-- Begin Source data --
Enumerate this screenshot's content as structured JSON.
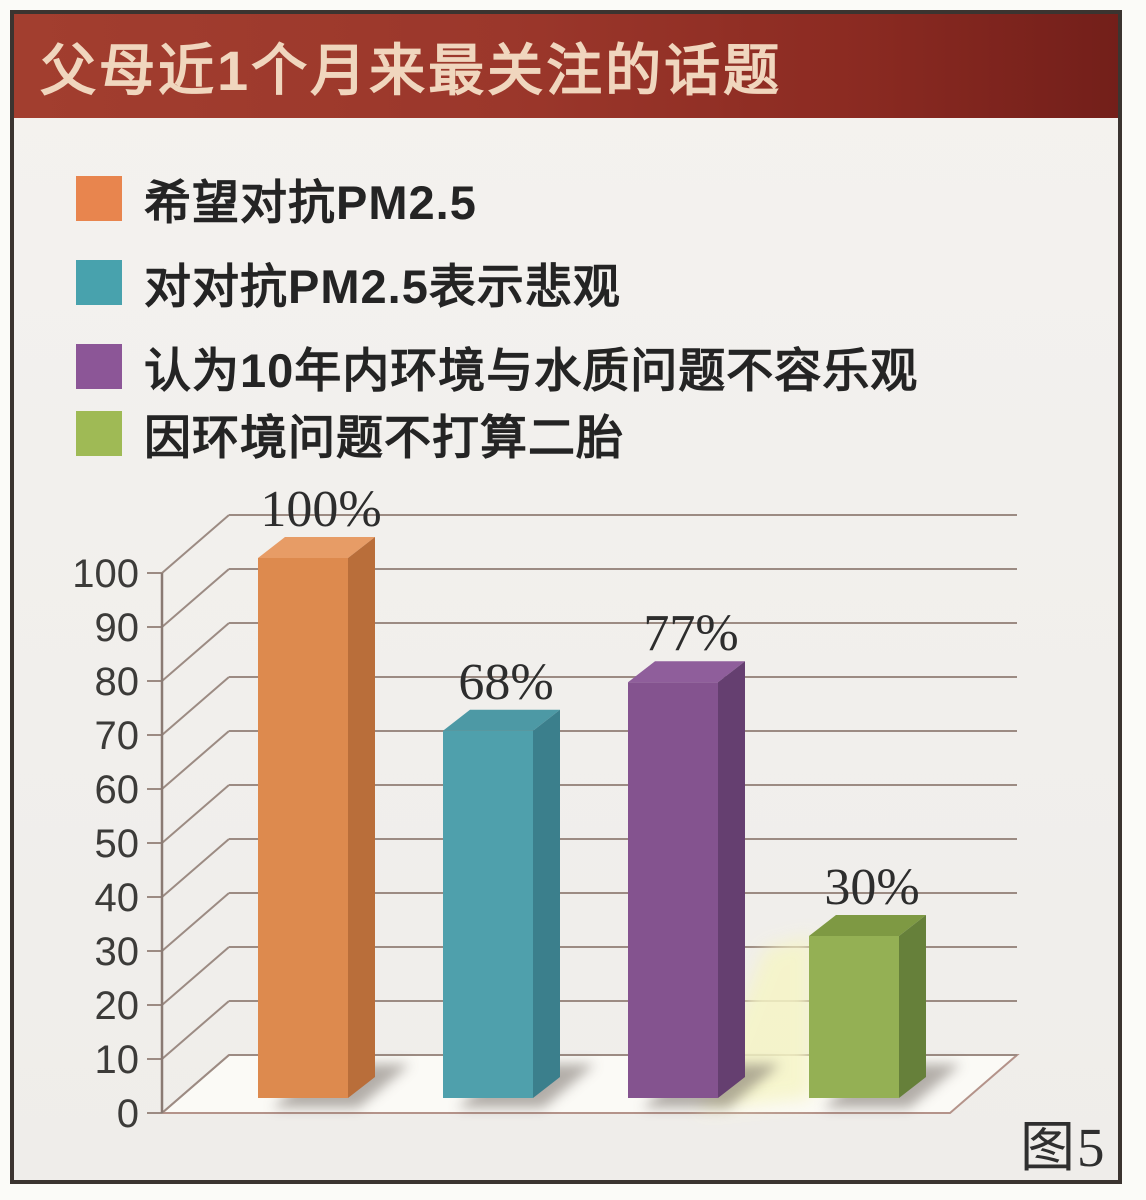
{
  "header": {
    "title": "父母近1个月来最关注的话题",
    "bg_color": "#97332A",
    "text_color": "#F0D6BE"
  },
  "legend": {
    "items": [
      {
        "label": "希望对抗PM2.5",
        "color": "#E8854E"
      },
      {
        "label": "对对抗PM2.5表示悲观",
        "color": "#48A2AD"
      },
      {
        "label": "认为10年内环境与水质问题不容乐观",
        "color": "#8C5697"
      },
      {
        "label": "因环境问题不打算二胎",
        "color": "#9FBA55"
      }
    ]
  },
  "figure": {
    "caption": "图5"
  },
  "chart_data": {
    "type": "bar",
    "style": "3d-column",
    "title": "父母近1个月来最关注的话题",
    "xlabel": "",
    "ylabel": "",
    "ylim": [
      0,
      100
    ],
    "yticks": [
      0,
      10,
      20,
      30,
      40,
      50,
      60,
      70,
      80,
      90,
      100
    ],
    "grid": true,
    "legend_position": "top-left",
    "categories": [
      "希望对抗PM2.5",
      "对对抗PM2.5表示悲观",
      "认为10年内环境与水质问题不容乐观",
      "因环境问题不打算二胎"
    ],
    "values": [
      100,
      68,
      77,
      30
    ],
    "series": [
      {
        "name": "希望对抗PM2.5",
        "value": 100,
        "label": "100%",
        "front": "#DD8A4E",
        "top": "#E79C66",
        "side": "#B96E3A"
      },
      {
        "name": "对对抗PM2.5表示悲观",
        "value": 68,
        "label": "68%",
        "front": "#4FA0AC",
        "top": "#4D99A5",
        "side": "#3B7F8C"
      },
      {
        "name": "认为10年内环境与水质问题不容乐观",
        "value": 77,
        "label": "77%",
        "front": "#84538F",
        "top": "#8F5E9B",
        "side": "#653F70"
      },
      {
        "name": "因环境问题不打算二胎",
        "value": 30,
        "label": "30%",
        "front": "#94B054",
        "top": "#7E9943",
        "side": "#66803A"
      }
    ],
    "colors": {
      "grid": "#9C8B83",
      "axis": "#8A7A73",
      "floor_fill": "#FBFAF6",
      "floor_stroke": "#B4938A",
      "tick_label": "#3C3B39",
      "value_label": "#2D2D2D",
      "shadow": "#6B625B",
      "glow": "#F6F5C6"
    }
  }
}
-- End Source data --
Write the records above out again exactly, with no pictures in your copy.

Enumerate this screenshot's content as structured JSON.
{
  "header": {
    "title": "父母近1个月来最关注的话题",
    "bg_color": "#97332A",
    "text_color": "#F0D6BE"
  },
  "legend": {
    "items": [
      {
        "label": "希望对抗PM2.5",
        "color": "#E8854E"
      },
      {
        "label": "对对抗PM2.5表示悲观",
        "color": "#48A2AD"
      },
      {
        "label": "认为10年内环境与水质问题不容乐观",
        "color": "#8C5697"
      },
      {
        "label": "因环境问题不打算二胎",
        "color": "#9FBA55"
      }
    ]
  },
  "figure": {
    "caption": "图5"
  },
  "chart_data": {
    "type": "bar",
    "style": "3d-column",
    "title": "父母近1个月来最关注的话题",
    "xlabel": "",
    "ylabel": "",
    "ylim": [
      0,
      100
    ],
    "yticks": [
      0,
      10,
      20,
      30,
      40,
      50,
      60,
      70,
      80,
      90,
      100
    ],
    "grid": true,
    "legend_position": "top-left",
    "categories": [
      "希望对抗PM2.5",
      "对对抗PM2.5表示悲观",
      "认为10年内环境与水质问题不容乐观",
      "因环境问题不打算二胎"
    ],
    "values": [
      100,
      68,
      77,
      30
    ],
    "series": [
      {
        "name": "希望对抗PM2.5",
        "value": 100,
        "label": "100%",
        "front": "#DD8A4E",
        "top": "#E79C66",
        "side": "#B96E3A"
      },
      {
        "name": "对对抗PM2.5表示悲观",
        "value": 68,
        "label": "68%",
        "front": "#4FA0AC",
        "top": "#4D99A5",
        "side": "#3B7F8C"
      },
      {
        "name": "认为10年内环境与水质问题不容乐观",
        "value": 77,
        "label": "77%",
        "front": "#84538F",
        "top": "#8F5E9B",
        "side": "#653F70"
      },
      {
        "name": "因环境问题不打算二胎",
        "value": 30,
        "label": "30%",
        "front": "#94B054",
        "top": "#7E9943",
        "side": "#66803A"
      }
    ],
    "colors": {
      "grid": "#9C8B83",
      "axis": "#8A7A73",
      "floor_fill": "#FBFAF6",
      "floor_stroke": "#B4938A",
      "tick_label": "#3C3B39",
      "value_label": "#2D2D2D",
      "shadow": "#6B625B",
      "glow": "#F6F5C6"
    }
  }
}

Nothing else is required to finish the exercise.